#### RECORDS FOR THIS EXERCISE
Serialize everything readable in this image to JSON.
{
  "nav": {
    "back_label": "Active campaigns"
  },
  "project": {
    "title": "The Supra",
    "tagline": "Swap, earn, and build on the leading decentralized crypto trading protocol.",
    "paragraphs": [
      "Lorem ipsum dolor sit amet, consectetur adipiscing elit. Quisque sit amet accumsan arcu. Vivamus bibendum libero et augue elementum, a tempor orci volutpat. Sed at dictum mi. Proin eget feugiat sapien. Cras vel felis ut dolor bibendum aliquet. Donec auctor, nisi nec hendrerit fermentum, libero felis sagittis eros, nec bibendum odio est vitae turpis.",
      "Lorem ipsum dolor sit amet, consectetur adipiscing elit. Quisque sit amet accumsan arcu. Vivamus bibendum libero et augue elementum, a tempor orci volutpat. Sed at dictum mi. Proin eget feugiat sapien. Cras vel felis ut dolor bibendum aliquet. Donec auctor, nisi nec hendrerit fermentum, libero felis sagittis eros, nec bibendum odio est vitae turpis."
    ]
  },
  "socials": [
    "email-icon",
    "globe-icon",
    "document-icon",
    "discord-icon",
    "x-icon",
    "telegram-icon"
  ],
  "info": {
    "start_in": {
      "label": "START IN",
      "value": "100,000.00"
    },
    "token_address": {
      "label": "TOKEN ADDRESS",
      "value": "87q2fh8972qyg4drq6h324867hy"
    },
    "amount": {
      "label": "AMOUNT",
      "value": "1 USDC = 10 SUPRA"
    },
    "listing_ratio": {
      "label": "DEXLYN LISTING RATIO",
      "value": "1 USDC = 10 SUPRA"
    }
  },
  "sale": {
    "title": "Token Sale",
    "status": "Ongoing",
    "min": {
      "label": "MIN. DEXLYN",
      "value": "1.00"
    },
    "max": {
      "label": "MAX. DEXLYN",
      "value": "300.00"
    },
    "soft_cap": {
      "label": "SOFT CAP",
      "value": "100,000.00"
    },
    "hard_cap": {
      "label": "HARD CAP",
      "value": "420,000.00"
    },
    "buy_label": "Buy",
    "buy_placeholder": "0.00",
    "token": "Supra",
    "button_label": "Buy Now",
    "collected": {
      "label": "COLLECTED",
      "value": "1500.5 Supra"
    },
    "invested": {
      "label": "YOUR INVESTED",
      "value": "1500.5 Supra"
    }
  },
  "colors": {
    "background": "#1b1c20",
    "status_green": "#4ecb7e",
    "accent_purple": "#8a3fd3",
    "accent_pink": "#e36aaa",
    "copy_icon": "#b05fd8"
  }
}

#### TASK TO COMPLETE
Search the data for the string "DEXLYN". List each line that has it.

#### WRITTEN ANSWER
      "label": "DEXLYN LISTING RATIO",
      "label": "MIN. DEXLYN",
      "label": "MAX. DEXLYN",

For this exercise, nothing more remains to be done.